>> BEGIN TASK MATERIAL
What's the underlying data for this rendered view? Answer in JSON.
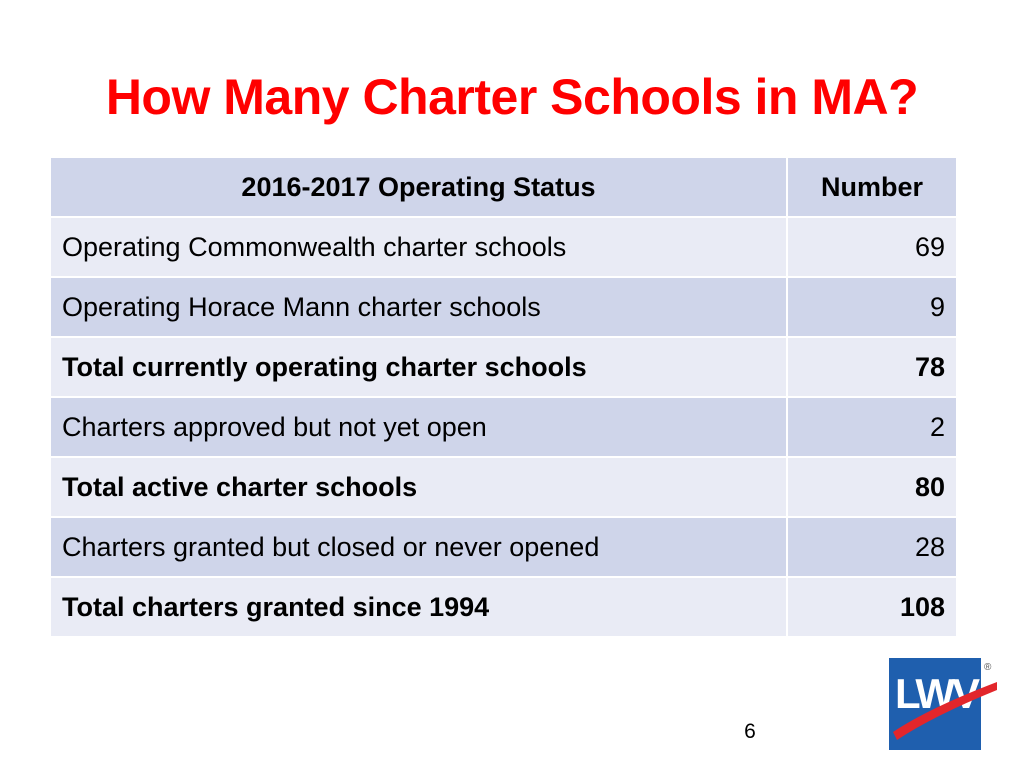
{
  "slide": {
    "title": "How Many Charter Schools in MA?",
    "page_number": "6"
  },
  "table": {
    "headers": {
      "status": "2016-2017 Operating Status",
      "number": "Number"
    },
    "rows": [
      {
        "label": "Operating Commonwealth charter schools",
        "value": "69",
        "bold": false
      },
      {
        "label": "Operating Horace Mann charter schools",
        "value": "9",
        "bold": false
      },
      {
        "label": "Total currently operating charter schools",
        "value": "78",
        "bold": true
      },
      {
        "label": "Charters approved but not yet open",
        "value": "2",
        "bold": false
      },
      {
        "label": "Total active charter schools",
        "value": "80",
        "bold": true
      },
      {
        "label": "Charters granted but closed or never opened",
        "value": "28",
        "bold": false
      },
      {
        "label": "Total charters granted since 1994",
        "value": "108",
        "bold": true
      }
    ]
  },
  "logo": {
    "text": "LWV",
    "mark": "®",
    "icon": "lwv-logo-icon"
  },
  "colors": {
    "title": "#ff0000",
    "header_bg": "#cfd5ea",
    "row_light": "#e9ebf5",
    "row_dark": "#cfd5ea",
    "logo_blue": "#1f5fae",
    "logo_red": "#e2262b"
  }
}
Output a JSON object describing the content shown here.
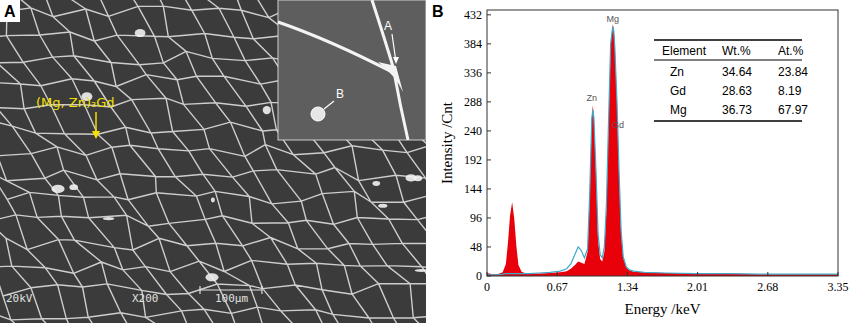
{
  "micrograph": {
    "panel_label": "A",
    "phase_label": "(Mg, Zn)₃Gd",
    "inset_labels": [
      "A",
      "B"
    ],
    "info": [
      "20kV",
      "X200",
      "100μm"
    ]
  },
  "chart_data": {
    "type": "area",
    "panel_label": "B",
    "x_label": "Energy /keV",
    "y_label": "Intensity /Cnt",
    "grid": false,
    "x": [
      0,
      0.05,
      0.1,
      0.15,
      0.18,
      0.2,
      0.22,
      0.24,
      0.26,
      0.28,
      0.3,
      0.33,
      0.36,
      0.4,
      0.5,
      0.6,
      0.7,
      0.76,
      0.8,
      0.84,
      0.87,
      0.9,
      0.93,
      0.96,
      0.98,
      1.0,
      1.01,
      1.02,
      1.04,
      1.06,
      1.08,
      1.1,
      1.12,
      1.14,
      1.16,
      1.18,
      1.2,
      1.21,
      1.22,
      1.24,
      1.26,
      1.28,
      1.3,
      1.33,
      1.36,
      1.4,
      1.5,
      1.7,
      2.0,
      2.3,
      2.6,
      2.9,
      3.2,
      3.35
    ],
    "series": [
      {
        "type": "area",
        "color": "#e8000b",
        "values": [
          5,
          3,
          3,
          6,
          20,
          55,
          100,
          122,
          95,
          50,
          18,
          7,
          5,
          4,
          4,
          5,
          6,
          8,
          12,
          18,
          24,
          22,
          20,
          40,
          130,
          262,
          282,
          265,
          170,
          60,
          28,
          24,
          40,
          110,
          250,
          380,
          416,
          410,
          380,
          290,
          170,
          70,
          30,
          14,
          9,
          7,
          6,
          5,
          4,
          4,
          3,
          3,
          3,
          3
        ]
      },
      {
        "type": "line",
        "color": "#3fa9c9",
        "values": [
          2,
          2,
          2,
          3,
          4,
          4,
          4,
          4,
          4,
          4,
          4,
          4,
          4,
          4,
          5,
          6,
          8,
          12,
          20,
          36,
          48,
          42,
          30,
          45,
          135,
          260,
          275,
          262,
          175,
          70,
          35,
          30,
          48,
          120,
          255,
          385,
          412,
          405,
          378,
          292,
          175,
          75,
          32,
          15,
          10,
          8,
          6,
          5,
          4,
          4,
          3,
          3,
          3,
          3
        ]
      }
    ],
    "xlim": [
      0,
      3.35
    ],
    "xticks": [
      0,
      0.67,
      1.34,
      2.01,
      2.68,
      3.35
    ],
    "ylim": [
      0,
      440
    ],
    "yticks": [
      0,
      48,
      96,
      144,
      192,
      240,
      288,
      336,
      384,
      432
    ],
    "annotations": [
      {
        "text": "Mg",
        "x": 1.2,
        "y": 420
      },
      {
        "text": "Zn",
        "x": 1.0,
        "y": 290
      },
      {
        "text": "Gd",
        "x": 1.25,
        "y": 245
      }
    ],
    "table": {
      "header": [
        "Element",
        "Wt.%",
        "At.%"
      ],
      "rows": [
        [
          "Zn",
          34.64,
          23.84
        ],
        [
          "Gd",
          28.63,
          8.19
        ],
        [
          "Mg",
          36.73,
          67.97
        ]
      ]
    }
  }
}
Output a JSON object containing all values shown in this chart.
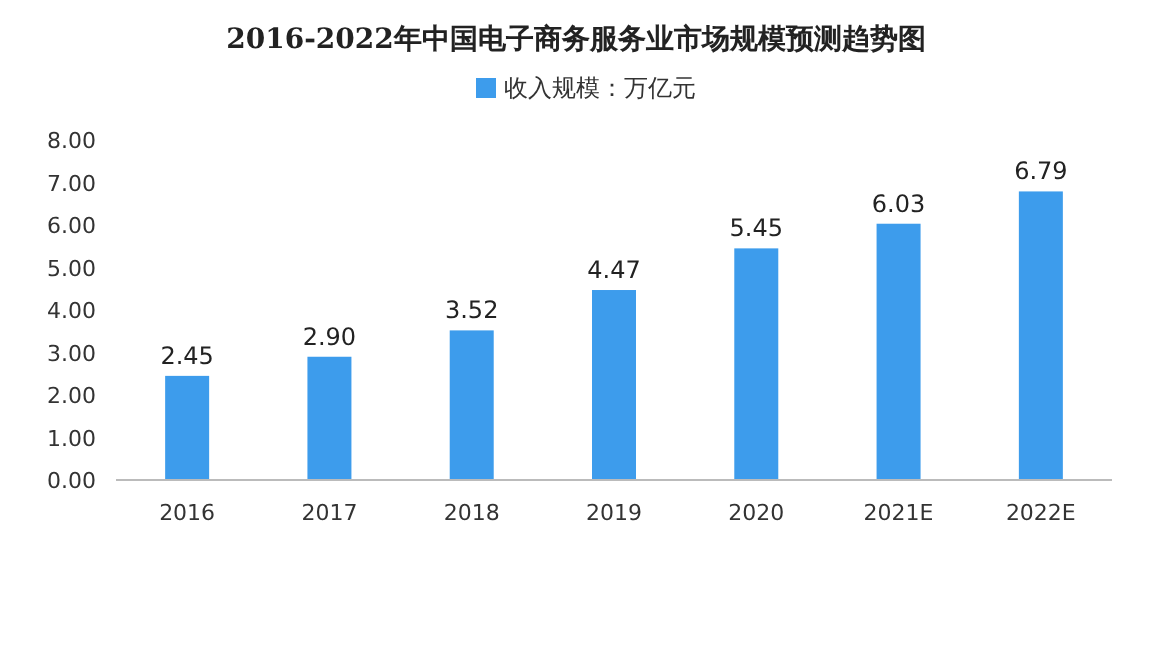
{
  "chart_data": {
    "type": "bar",
    "title": "2016-2022年中国电子商务服务业市场规模预测趋势图",
    "categories": [
      "2016",
      "2017",
      "2018",
      "2019",
      "2020",
      "2021E",
      "2022E"
    ],
    "series": [
      {
        "name": "收入规模：万亿元",
        "color": "#3d9cec",
        "values": [
          2.45,
          2.9,
          3.52,
          4.47,
          5.45,
          6.03,
          6.79
        ],
        "value_labels": [
          "2.45",
          "2.90",
          "3.52",
          "4.47",
          "5.45",
          "6.03",
          "6.79"
        ]
      }
    ],
    "ylim": [
      0,
      8
    ],
    "yticks": [
      {
        "value": 0,
        "label": "0.00"
      },
      {
        "value": 1,
        "label": "1.00"
      },
      {
        "value": 2,
        "label": "2.00"
      },
      {
        "value": 3,
        "label": "3.00"
      },
      {
        "value": 4,
        "label": "4.00"
      },
      {
        "value": 5,
        "label": "5.00"
      },
      {
        "value": 6,
        "label": "6.00"
      },
      {
        "value": 7,
        "label": "7.00"
      },
      {
        "value": 8,
        "label": "8.00"
      }
    ],
    "legend": "top",
    "grid": false
  }
}
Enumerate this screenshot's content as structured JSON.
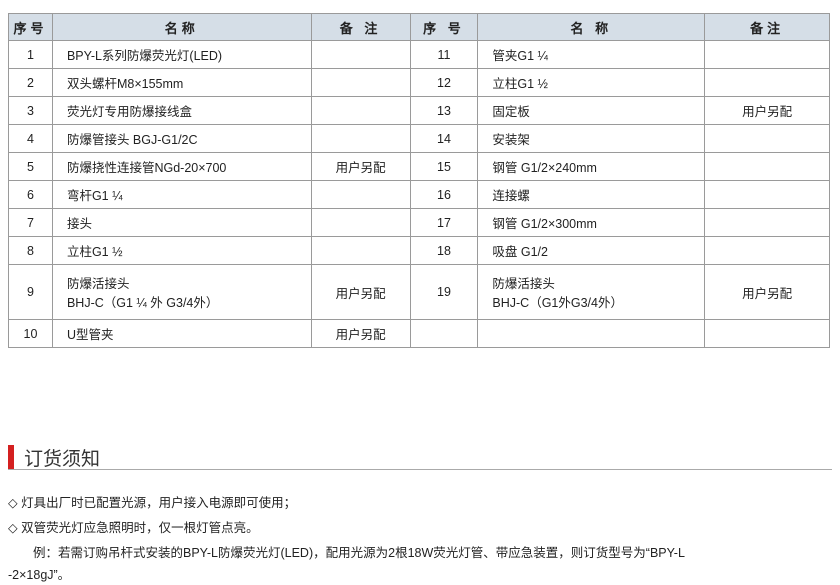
{
  "table": {
    "headers": [
      "序号",
      "名称",
      "备 注",
      "序 号",
      "名 称",
      "备注"
    ],
    "rows": [
      {
        "l_no": "1",
        "l_name": "BPY-L系列防爆荧光灯(LED)",
        "l_note": "",
        "r_no": "11",
        "r_name": "管夹G1 ¼",
        "r_note": ""
      },
      {
        "l_no": "2",
        "l_name": "双头螺杆M8×155mm",
        "l_note": "",
        "r_no": "12",
        "r_name": "立柱G1 ½",
        "r_note": ""
      },
      {
        "l_no": "3",
        "l_name": "荧光灯专用防爆接线盒",
        "l_note": "",
        "r_no": "13",
        "r_name": "固定板",
        "r_note": "用户另配"
      },
      {
        "l_no": "4",
        "l_name": "防爆管接头 BGJ-G1/2C",
        "l_note": "",
        "r_no": "14",
        "r_name": "安装架",
        "r_note": ""
      },
      {
        "l_no": "5",
        "l_name": "防爆挠性连接管NGd-20×700",
        "l_note": "用户另配",
        "r_no": "15",
        "r_name": "钢管 G1/2×240mm",
        "r_note": ""
      },
      {
        "l_no": "6",
        "l_name": "弯杆G1 ¼",
        "l_note": "",
        "r_no": "16",
        "r_name": "连接螺",
        "r_note": ""
      },
      {
        "l_no": "7",
        "l_name": "接头",
        "l_note": "",
        "r_no": "17",
        "r_name": "钢管 G1/2×300mm",
        "r_note": ""
      },
      {
        "l_no": "8",
        "l_name": "立柱G1 ½",
        "l_note": "",
        "r_no": "18",
        "r_name": "吸盘 G1/2",
        "r_note": ""
      },
      {
        "l_no": "9",
        "l_name": "防爆活接头",
        "l_name2": "BHJ-C（G1 ¼ 外 G3/4外）",
        "l_note": "用户另配",
        "r_no": "19",
        "r_name": "防爆活接头",
        "r_name2": "BHJ-C（G1外G3/4外）",
        "r_note": "用户另配"
      },
      {
        "l_no": "10",
        "l_name": "U型管夹",
        "l_note": "用户另配",
        "r_no": "",
        "r_name": "",
        "r_note": ""
      }
    ]
  },
  "section": {
    "title": "订货须知",
    "accent": "#d42020"
  },
  "notes": [
    "◇ 灯具出厂时已配置光源，用户接入电源即可使用；",
    "◇ 双管荧光灯应急照明时，仅一根灯管点亮。",
    "　　例：若需订购吊杆式安装的BPY-L防爆荧光灯(LED)，配用光源为2根18W荧光灯管、带应急装置，则订货型号为“BPY-L",
    "-2×18gJ”。"
  ]
}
>> END TASK MATERIAL
DIRECTIONS FOR THIS TASK | Scan the data for the word "title" and copy every line where it shows up.

EXERCISE SOLUTION |
    "title": "How Many Charter Schools in MA?",
    "title": "#ff0000",
    "title": "2016-2022年中国电子商务服务业市场规模预测趋势图",
    "title": "订货须知",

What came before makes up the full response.